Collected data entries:

§ §

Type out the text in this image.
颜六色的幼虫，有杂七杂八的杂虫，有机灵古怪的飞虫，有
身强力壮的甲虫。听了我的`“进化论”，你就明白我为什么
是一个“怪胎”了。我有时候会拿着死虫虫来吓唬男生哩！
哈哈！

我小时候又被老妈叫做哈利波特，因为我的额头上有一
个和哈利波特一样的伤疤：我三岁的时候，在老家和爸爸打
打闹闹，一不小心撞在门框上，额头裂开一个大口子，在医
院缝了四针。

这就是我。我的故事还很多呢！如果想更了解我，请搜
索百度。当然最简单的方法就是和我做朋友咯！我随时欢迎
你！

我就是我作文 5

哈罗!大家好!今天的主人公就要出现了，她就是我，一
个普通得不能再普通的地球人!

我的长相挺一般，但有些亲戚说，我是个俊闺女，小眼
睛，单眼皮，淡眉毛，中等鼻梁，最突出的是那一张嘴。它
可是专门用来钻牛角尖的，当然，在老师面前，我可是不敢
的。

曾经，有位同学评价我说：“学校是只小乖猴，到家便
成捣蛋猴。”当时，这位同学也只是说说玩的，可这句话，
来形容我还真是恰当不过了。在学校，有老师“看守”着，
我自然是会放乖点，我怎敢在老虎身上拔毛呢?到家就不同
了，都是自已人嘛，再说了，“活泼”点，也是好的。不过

§ §

*To do*: Retype the records that precede this task, keeping them exactly the same.

*Exercise result*:
Type out the text in this image.
颜六色的幼虫，有杂七杂八的杂虫，有机灵古怪的飞虫，有
身强力壮的甲虫。听了我的`“进化论”，你就明白我为什么
是一个“怪胎”了。我有时候会拿着死虫虫来吓唬男生哩！
哈哈！

我小时候又被老妈叫做哈利波特，因为我的额头上有一
个和哈利波特一样的伤疤：我三岁的时候，在老家和爸爸打
打闹闹，一不小心撞在门框上，额头裂开一个大口子，在医
院缝了四针。

这就是我。我的故事还很多呢！如果想更了解我，请搜
索百度。当然最简单的方法就是和我做朋友咯！我随时欢迎
你！

我就是我作文 5

哈罗!大家好!今天的主人公就要出现了，她就是我，一
个普通得不能再普通的地球人!

我的长相挺一般，但有些亲戚说，我是个俊闺女，小眼
睛，单眼皮，淡眉毛，中等鼻梁，最突出的是那一张嘴。它
可是专门用来钻牛角尖的，当然，在老师面前，我可是不敢
的。

曾经，有位同学评价我说：“学校是只小乖猴，到家便
成捣蛋猴。”当时，这位同学也只是说说玩的，可这句话，
来形容我还真是恰当不过了。在学校，有老师“看守”着，
我自然是会放乖点，我怎敢在老虎身上拔毛呢?到家就不同
了，都是自已人嘛，再说了，“活泼”点，也是好的。不过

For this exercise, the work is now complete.